**RECORDS FOR THIS TASK:**
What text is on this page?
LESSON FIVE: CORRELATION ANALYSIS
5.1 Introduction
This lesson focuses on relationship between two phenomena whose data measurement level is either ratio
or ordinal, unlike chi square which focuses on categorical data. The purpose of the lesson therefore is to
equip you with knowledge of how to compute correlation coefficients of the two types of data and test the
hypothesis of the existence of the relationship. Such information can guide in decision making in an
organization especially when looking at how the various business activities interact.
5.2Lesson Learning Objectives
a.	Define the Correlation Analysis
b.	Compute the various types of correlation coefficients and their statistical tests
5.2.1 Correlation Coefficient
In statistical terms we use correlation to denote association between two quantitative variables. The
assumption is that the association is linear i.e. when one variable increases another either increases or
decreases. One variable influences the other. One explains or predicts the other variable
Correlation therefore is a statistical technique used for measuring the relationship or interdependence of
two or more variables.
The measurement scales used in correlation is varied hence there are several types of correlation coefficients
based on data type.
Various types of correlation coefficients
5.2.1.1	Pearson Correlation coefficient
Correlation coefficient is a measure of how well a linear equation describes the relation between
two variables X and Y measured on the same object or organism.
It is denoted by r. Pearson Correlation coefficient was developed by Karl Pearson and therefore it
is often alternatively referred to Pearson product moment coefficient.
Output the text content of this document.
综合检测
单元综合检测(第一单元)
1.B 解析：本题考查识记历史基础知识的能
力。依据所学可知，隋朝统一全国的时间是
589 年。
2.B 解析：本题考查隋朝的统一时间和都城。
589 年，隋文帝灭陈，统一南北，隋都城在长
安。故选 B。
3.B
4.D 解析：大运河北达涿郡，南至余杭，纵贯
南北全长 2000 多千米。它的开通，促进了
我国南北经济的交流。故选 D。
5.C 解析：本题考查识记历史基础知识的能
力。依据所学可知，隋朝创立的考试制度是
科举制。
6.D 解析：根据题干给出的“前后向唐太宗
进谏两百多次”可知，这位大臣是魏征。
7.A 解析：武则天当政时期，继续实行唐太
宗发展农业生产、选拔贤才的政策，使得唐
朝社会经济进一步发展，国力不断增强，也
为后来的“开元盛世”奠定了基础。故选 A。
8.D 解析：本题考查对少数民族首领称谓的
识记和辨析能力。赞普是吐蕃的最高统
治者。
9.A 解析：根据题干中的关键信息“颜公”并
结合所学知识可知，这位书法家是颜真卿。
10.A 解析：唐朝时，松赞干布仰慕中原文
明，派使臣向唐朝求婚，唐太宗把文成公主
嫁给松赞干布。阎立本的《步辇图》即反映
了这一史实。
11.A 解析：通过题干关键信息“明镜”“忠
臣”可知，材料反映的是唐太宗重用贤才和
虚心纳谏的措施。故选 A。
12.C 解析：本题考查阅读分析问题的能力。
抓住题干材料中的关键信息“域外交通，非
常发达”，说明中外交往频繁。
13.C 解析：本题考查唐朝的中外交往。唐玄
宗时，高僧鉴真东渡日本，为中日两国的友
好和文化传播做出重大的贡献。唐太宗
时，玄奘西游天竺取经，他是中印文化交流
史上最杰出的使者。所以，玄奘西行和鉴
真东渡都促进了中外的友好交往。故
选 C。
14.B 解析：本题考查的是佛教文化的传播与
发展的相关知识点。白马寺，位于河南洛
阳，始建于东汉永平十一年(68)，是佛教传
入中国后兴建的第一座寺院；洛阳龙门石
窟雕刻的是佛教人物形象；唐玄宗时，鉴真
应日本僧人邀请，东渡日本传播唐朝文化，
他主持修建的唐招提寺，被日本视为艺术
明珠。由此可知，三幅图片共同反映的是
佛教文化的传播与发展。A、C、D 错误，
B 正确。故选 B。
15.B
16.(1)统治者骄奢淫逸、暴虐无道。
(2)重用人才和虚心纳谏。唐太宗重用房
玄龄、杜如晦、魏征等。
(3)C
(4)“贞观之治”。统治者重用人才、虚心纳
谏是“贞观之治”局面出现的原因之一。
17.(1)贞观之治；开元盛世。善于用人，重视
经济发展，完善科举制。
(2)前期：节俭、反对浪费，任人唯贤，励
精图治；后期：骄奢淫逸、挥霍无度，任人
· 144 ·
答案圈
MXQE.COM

**OBJECTIVE:**
Print the whole listing exactly as it is.

**SOLUTION TO THE PROBLEM:**
What text is on this page?
LESSON FIVE: CORRELATION ANALYSIS
5.1 Introduction
This lesson focuses on relationship between two phenomena whose data measurement level is either ratio
or ordinal, unlike chi square which focuses on categorical data. The purpose of the lesson therefore is to
equip you with knowledge of how to compute correlation coefficients of the two types of data and test the
hypothesis of the existence of the relationship. Such information can guide in decision making in an
organization especially when looking at how the various business activities interact.
5.2Lesson Learning Objectives
a.	Define the Correlation Analysis
b.	Compute the various types of correlation coefficients and their statistical tests
5.2.1 Correlation Coefficient
In statistical terms we use correlation to denote association between two quantitative variables. The
assumption is that the association is linear i.e. when one variable increases another either increases or
decreases. One variable influences the other. One explains or predicts the other variable
Correlation therefore is a statistical technique used for measuring the relationship or interdependence of
two or more variables.
The measurement scales used in correlation is varied hence there are several types of correlation coefficients
based on data type.
Various types of correlation coefficients
5.2.1.1	Pearson Correlation coefficient
Correlation coefficient is a measure of how well a linear equation describes the relation between
two variables X and Y measured on the same object or organism.
It is denoted by r. Pearson Correlation coefficient was developed by Karl Pearson and therefore it
is often alternatively referred to Pearson product moment coefficient.
Output the text content of this document.
综合检测
单元综合检测(第一单元)
1.B 解析：本题考查识记历史基础知识的能
力。依据所学可知，隋朝统一全国的时间是
589 年。
2.B 解析：本题考查隋朝的统一时间和都城。
589 年，隋文帝灭陈，统一南北，隋都城在长
安。故选 B。
3.B
4.D 解析：大运河北达涿郡，南至余杭，纵贯
南北全长 2000 多千米。它的开通，促进了
我国南北经济的交流。故选 D。
5.C 解析：本题考查识记历史基础知识的能
力。依据所学可知，隋朝创立的考试制度是
科举制。
6.D 解析：根据题干给出的“前后向唐太宗
进谏两百多次”可知，这位大臣是魏征。
7.A 解析：武则天当政时期，继续实行唐太
宗发展农业生产、选拔贤才的政策，使得唐
朝社会经济进一步发展，国力不断增强，也
为后来的“开元盛世”奠定了基础。故选 A。
8.D 解析：本题考查对少数民族首领称谓的
识记和辨析能力。赞普是吐蕃的最高统
治者。
9.A 解析：根据题干中的关键信息“颜公”并
结合所学知识可知，这位书法家是颜真卿。
10.A 解析：唐朝时，松赞干布仰慕中原文
明，派使臣向唐朝求婚，唐太宗把文成公主
嫁给松赞干布。阎立本的《步辇图》即反映
了这一史实。
11.A 解析：通过题干关键信息“明镜”“忠
臣”可知，材料反映的是唐太宗重用贤才和
虚心纳谏的措施。故选 A。
12.C 解析：本题考查阅读分析问题的能力。
抓住题干材料中的关键信息“域外交通，非
常发达”，说明中外交往频繁。
13.C 解析：本题考查唐朝的中外交往。唐玄
宗时，高僧鉴真东渡日本，为中日两国的友
好和文化传播做出重大的贡献。唐太宗
时，玄奘西游天竺取经，他是中印文化交流
史上最杰出的使者。所以，玄奘西行和鉴
真东渡都促进了中外的友好交往。故
选 C。
14.B 解析：本题考查的是佛教文化的传播与
发展的相关知识点。白马寺，位于河南洛
阳，始建于东汉永平十一年(68)，是佛教传
入中国后兴建的第一座寺院；洛阳龙门石
窟雕刻的是佛教人物形象；唐玄宗时，鉴真
应日本僧人邀请，东渡日本传播唐朝文化，
他主持修建的唐招提寺，被日本视为艺术
明珠。由此可知，三幅图片共同反映的是
佛教文化的传播与发展。A、C、D 错误，
B 正确。故选 B。
15.B
16.(1)统治者骄奢淫逸、暴虐无道。
(2)重用人才和虚心纳谏。唐太宗重用房
玄龄、杜如晦、魏征等。
(3)C
(4)“贞观之治”。统治者重用人才、虚心纳
谏是“贞观之治”局面出现的原因之一。
17.(1)贞观之治；开元盛世。善于用人，重视
经济发展，完善科举制。
(2)前期：节俭、反对浪费，任人唯贤，励
精图治；后期：骄奢淫逸、挥霍无度，任人
· 144 ·
答案圈
MXQE.COM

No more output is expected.